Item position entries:
——
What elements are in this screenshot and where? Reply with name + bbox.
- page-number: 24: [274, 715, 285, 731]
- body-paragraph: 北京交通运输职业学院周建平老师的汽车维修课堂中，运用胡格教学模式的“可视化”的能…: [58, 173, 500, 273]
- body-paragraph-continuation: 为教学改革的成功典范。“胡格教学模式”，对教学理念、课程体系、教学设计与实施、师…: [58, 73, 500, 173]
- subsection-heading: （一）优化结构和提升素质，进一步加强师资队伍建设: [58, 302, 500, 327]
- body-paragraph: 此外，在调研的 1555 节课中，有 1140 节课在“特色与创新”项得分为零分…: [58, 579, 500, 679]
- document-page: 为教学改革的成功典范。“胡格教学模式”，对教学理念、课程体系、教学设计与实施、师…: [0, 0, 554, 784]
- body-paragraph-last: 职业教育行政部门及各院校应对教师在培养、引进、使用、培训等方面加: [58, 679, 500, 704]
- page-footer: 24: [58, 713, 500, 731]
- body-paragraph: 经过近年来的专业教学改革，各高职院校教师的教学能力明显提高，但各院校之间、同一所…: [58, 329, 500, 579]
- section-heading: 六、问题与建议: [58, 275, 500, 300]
——
What is required:
Could you copy out every one of the lines above verbatim, from the first to the last?

Written solution:
What elements are in this screenshot and where? Reply with name + bbox.
- page-number: 24: [274, 715, 285, 731]
- body-paragraph: 北京交通运输职业学院周建平老师的汽车维修课堂中，运用胡格教学模式的“可视化”的能…: [58, 173, 500, 273]
- body-paragraph-continuation: 为教学改革的成功典范。“胡格教学模式”，对教学理念、课程体系、教学设计与实施、师…: [58, 73, 500, 173]
- subsection-heading: （一）优化结构和提升素质，进一步加强师资队伍建设: [58, 302, 500, 327]
- body-paragraph: 此外，在调研的 1555 节课中，有 1140 节课在“特色与创新”项得分为零分…: [58, 579, 500, 679]
- document-page: 为教学改革的成功典范。“胡格教学模式”，对教学理念、课程体系、教学设计与实施、师…: [0, 0, 554, 784]
- body-paragraph-last: 职业教育行政部门及各院校应对教师在培养、引进、使用、培训等方面加: [58, 679, 500, 704]
- page-footer: 24: [58, 713, 500, 731]
- body-paragraph: 经过近年来的专业教学改革，各高职院校教师的教学能力明显提高，但各院校之间、同一所…: [58, 329, 500, 579]
- section-heading: 六、问题与建议: [58, 275, 500, 300]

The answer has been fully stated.